● EXERCISE REQUIREMENTS: Set out every line of the items below as a JSON list of strings, one string per line, omitting any blank lines.

● DATASET ENTRIES:
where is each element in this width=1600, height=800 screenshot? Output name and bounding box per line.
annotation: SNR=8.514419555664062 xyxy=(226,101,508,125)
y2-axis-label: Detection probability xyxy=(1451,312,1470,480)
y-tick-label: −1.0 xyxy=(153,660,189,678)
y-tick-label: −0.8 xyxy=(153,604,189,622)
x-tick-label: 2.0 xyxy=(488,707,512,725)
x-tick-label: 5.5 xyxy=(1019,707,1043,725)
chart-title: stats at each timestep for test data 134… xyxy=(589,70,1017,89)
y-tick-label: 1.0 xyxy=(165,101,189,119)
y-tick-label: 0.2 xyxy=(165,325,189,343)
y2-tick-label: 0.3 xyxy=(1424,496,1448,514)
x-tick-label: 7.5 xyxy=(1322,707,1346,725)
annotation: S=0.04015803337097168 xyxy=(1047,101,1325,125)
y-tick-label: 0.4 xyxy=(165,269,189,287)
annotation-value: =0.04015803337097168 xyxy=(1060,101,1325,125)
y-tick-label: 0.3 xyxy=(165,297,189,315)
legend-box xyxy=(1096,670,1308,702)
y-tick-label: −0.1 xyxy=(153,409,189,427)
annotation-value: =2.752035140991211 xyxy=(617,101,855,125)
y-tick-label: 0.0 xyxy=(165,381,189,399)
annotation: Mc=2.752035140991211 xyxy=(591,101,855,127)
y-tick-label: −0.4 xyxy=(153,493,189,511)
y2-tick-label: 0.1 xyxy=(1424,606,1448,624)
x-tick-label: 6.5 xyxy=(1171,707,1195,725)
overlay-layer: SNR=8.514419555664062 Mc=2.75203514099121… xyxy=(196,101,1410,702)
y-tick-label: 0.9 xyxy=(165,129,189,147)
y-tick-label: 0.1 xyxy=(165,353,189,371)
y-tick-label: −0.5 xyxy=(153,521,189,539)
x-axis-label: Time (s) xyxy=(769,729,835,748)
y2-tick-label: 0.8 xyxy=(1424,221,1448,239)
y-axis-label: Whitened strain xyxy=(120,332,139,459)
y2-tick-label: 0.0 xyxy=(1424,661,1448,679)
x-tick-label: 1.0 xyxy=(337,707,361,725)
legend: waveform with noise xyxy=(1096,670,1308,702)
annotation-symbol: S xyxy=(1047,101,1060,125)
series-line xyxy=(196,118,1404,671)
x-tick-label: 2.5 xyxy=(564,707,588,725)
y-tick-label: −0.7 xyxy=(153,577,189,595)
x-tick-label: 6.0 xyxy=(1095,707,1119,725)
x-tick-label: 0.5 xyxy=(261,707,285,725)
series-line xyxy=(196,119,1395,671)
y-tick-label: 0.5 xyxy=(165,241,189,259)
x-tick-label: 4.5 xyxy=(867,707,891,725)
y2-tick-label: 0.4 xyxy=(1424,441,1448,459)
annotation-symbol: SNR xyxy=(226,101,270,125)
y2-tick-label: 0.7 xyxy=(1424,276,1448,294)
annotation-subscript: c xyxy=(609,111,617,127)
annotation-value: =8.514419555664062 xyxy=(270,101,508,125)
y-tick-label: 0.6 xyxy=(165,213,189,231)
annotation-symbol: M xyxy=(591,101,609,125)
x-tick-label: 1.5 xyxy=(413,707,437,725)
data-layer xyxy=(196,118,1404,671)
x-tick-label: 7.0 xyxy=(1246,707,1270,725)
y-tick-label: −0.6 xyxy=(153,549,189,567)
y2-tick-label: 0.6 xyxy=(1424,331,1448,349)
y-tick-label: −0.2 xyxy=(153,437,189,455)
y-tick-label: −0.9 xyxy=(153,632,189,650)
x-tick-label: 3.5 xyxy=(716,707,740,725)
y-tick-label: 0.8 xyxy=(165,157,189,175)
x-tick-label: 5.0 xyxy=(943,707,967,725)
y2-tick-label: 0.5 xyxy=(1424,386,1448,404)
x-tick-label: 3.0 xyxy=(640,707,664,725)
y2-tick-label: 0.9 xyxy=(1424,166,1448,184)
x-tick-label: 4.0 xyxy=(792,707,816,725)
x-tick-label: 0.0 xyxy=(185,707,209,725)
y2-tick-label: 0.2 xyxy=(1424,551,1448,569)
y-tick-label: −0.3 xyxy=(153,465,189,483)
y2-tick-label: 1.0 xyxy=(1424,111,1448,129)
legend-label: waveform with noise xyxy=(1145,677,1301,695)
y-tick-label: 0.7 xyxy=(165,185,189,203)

● ANSWER TO THE PROBLEM:
[
  "where is each element in this width=1600, height=800 screenshot? Output name and bounding box per line.",
  "annotation: SNR=8.514419555664062 xyxy=(226,101,508,125)",
  "y2-axis-label: Detection probability xyxy=(1451,312,1470,480)",
  "y-tick-label: −1.0 xyxy=(153,660,189,678)",
  "y-tick-label: −0.8 xyxy=(153,604,189,622)",
  "x-tick-label: 2.0 xyxy=(488,707,512,725)",
  "x-tick-label: 5.5 xyxy=(1019,707,1043,725)",
  "chart-title: stats at each timestep for test data 134… xyxy=(589,70,1017,89)",
  "y-tick-label: 1.0 xyxy=(165,101,189,119)",
  "y-tick-label: 0.2 xyxy=(165,325,189,343)",
  "y2-tick-label: 0.3 xyxy=(1424,496,1448,514)",
  "x-tick-label: 7.5 xyxy=(1322,707,1346,725)",
  "annotation: S=0.04015803337097168 xyxy=(1047,101,1325,125)",
  "y-tick-label: 0.4 xyxy=(165,269,189,287)",
  "annotation-value: =0.04015803337097168 xyxy=(1060,101,1325,125)",
  "y-tick-label: 0.3 xyxy=(165,297,189,315)",
  "legend-box xyxy=(1096,670,1308,702)",
  "y-tick-label: −0.1 xyxy=(153,409,189,427)",
  "annotation-value: =2.752035140991211 xyxy=(617,101,855,125)",
  "y-tick-label: 0.0 xyxy=(165,381,189,399)",
  "annotation: Mc=2.752035140991211 xyxy=(591,101,855,127)",
  "y-tick-label: −0.4 xyxy=(153,493,189,511)",
  "y2-tick-label: 0.1 xyxy=(1424,606,1448,624)",
  "x-tick-label: 6.5 xyxy=(1171,707,1195,725)",
  "overlay-layer: SNR=8.514419555664062 Mc=2.75203514099121… xyxy=(196,101,1410,702)",
  "y-tick-label: 0.9 xyxy=(165,129,189,147)",
  "y-tick-label: 0.1 xyxy=(165,353,189,371)",
  "y-tick-label: −0.5 xyxy=(153,521,189,539)",
  "x-axis-label: Time (s) xyxy=(769,729,835,748)",
  "y2-tick-label: 0.8 xyxy=(1424,221,1448,239)",
  "y-axis-label: Whitened strain xyxy=(120,332,139,459)",
  "y2-tick-label: 0.0 xyxy=(1424,661,1448,679)",
  "x-tick-label: 1.0 xyxy=(337,707,361,725)",
  "legend: waveform with noise xyxy=(1096,670,1308,702)",
  "annotation-symbol: S xyxy=(1047,101,1060,125)",
  "series-line xyxy=(196,118,1404,671)",
  "x-tick-label: 2.5 xyxy=(564,707,588,725)",
  "y-tick-label: −0.7 xyxy=(153,577,189,595)",
  "x-tick-label: 6.0 xyxy=(1095,707,1119,725)",
  "x-tick-label: 0.5 xyxy=(261,707,285,725)",
  "series-line xyxy=(196,119,1395,671)",
  "y-tick-label: 0.5 xyxy=(165,241,189,259)",
  "x-tick-label: 4.5 xyxy=(867,707,891,725)",
  "y2-tick-label: 0.4 xyxy=(1424,441,1448,459)",
  "annotation-symbol: SNR xyxy=(226,101,270,125)",
  "y2-tick-label: 0.7 xyxy=(1424,276,1448,294)",
  "annotation-subscript: c xyxy=(609,111,617,127)",
  "annotation-value: =8.514419555664062 xyxy=(270,101,508,125)",
  "y-tick-label: 0.6 xyxy=(165,213,189,231)",
  "annotation-symbol: M xyxy=(591,101,609,125)",
  "x-tick-label: 1.5 xyxy=(413,707,437,725)",
  "data-layer xyxy=(196,118,1404,671)",
  "x-tick-label: 7.0 xyxy=(1246,707,1270,725)",
  "y-tick-label: −0.6 xyxy=(153,549,189,567)",
  "y2-tick-label: 0.6 xyxy=(1424,331,1448,349)",
  "y-tick-label: −0.2 xyxy=(153,437,189,455)",
  "y-tick-label: −0.9 xyxy=(153,632,189,650)",
  "x-tick-label: 3.5 xyxy=(716,707,740,725)",
  "y-tick-label: 0.8 xyxy=(165,157,189,175)",
  "x-tick-label: 5.0 xyxy=(943,707,967,725)",
  "y2-tick-label: 0.5 xyxy=(1424,386,1448,404)",
  "x-tick-label: 3.0 xyxy=(640,707,664,725)",
  "y2-tick-label: 0.9 xyxy=(1424,166,1448,184)",
  "x-tick-label: 4.0 xyxy=(792,707,816,725)",
  "x-tick-label: 0.0 xyxy=(185,707,209,725)",
  "y2-tick-label: 0.2 xyxy=(1424,551,1448,569)",
  "y-tick-label: −0.3 xyxy=(153,465,189,483)",
  "y2-tick-label: 1.0 xyxy=(1424,111,1448,129)",
  "legend-label: waveform with noise xyxy=(1145,677,1301,695)",
  "y-tick-label: 0.7 xyxy=(165,185,189,203)"
]